▶ [INPUT MATERIAL]
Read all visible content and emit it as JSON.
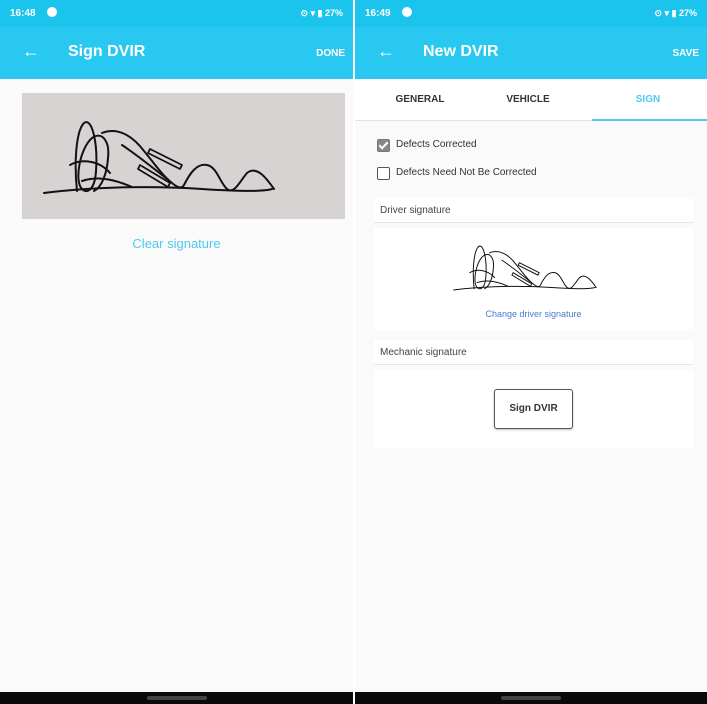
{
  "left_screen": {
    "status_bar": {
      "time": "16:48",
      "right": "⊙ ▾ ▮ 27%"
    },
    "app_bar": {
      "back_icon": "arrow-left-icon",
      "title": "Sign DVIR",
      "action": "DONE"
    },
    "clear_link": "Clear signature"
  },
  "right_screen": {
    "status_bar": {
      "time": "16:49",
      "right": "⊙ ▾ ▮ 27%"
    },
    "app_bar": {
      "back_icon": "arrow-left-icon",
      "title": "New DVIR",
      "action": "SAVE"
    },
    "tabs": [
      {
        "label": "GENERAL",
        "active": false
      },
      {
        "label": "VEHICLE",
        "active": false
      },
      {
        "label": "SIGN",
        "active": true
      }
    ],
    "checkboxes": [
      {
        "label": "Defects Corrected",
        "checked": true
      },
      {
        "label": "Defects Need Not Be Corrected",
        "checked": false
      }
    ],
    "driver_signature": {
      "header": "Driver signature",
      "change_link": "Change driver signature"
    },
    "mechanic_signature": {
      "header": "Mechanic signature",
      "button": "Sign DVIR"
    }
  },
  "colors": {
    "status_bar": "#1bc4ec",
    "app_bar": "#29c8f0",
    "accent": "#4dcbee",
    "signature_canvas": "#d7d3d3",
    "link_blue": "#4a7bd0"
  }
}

==

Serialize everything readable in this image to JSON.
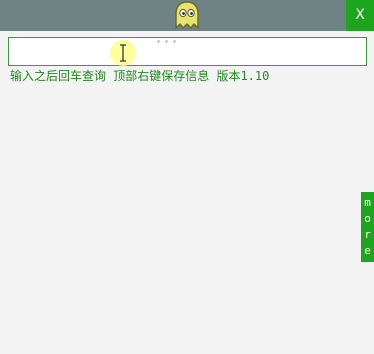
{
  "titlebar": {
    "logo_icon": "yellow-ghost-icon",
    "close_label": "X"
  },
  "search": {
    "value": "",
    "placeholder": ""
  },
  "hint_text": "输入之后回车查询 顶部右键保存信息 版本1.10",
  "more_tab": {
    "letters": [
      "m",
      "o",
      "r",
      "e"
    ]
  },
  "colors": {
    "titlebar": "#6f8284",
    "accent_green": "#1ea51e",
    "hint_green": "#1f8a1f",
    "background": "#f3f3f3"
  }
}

---

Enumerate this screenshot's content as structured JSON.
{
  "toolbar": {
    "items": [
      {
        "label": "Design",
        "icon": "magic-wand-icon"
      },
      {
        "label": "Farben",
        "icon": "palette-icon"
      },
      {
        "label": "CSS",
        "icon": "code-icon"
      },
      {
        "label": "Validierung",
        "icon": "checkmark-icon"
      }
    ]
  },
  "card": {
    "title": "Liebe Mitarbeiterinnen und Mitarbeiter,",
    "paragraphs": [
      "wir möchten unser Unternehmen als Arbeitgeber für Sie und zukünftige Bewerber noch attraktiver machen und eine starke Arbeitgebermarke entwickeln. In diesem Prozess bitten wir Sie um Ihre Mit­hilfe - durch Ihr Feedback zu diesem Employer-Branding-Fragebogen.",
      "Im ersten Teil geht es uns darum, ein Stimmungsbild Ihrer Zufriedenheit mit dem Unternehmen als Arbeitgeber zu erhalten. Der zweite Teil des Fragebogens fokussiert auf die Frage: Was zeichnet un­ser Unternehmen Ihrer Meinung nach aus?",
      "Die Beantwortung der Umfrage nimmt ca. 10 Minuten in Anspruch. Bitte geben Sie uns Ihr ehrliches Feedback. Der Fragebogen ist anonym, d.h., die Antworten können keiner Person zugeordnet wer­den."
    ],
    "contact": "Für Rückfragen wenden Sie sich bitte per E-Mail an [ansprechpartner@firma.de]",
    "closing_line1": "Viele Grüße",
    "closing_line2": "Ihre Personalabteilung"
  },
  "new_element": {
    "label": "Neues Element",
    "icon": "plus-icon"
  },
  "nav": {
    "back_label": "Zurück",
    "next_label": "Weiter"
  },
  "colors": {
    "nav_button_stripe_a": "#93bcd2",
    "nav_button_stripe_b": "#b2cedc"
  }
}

▶ [TO BE DONE]
Copy each line of the records above that carries the word "JSON".

▶ [SOLUTION]
Read all visible content and emit it as JSON.
Serialize everything readable in this image to JSON.
Enumerate this screenshot's content as structured JSON.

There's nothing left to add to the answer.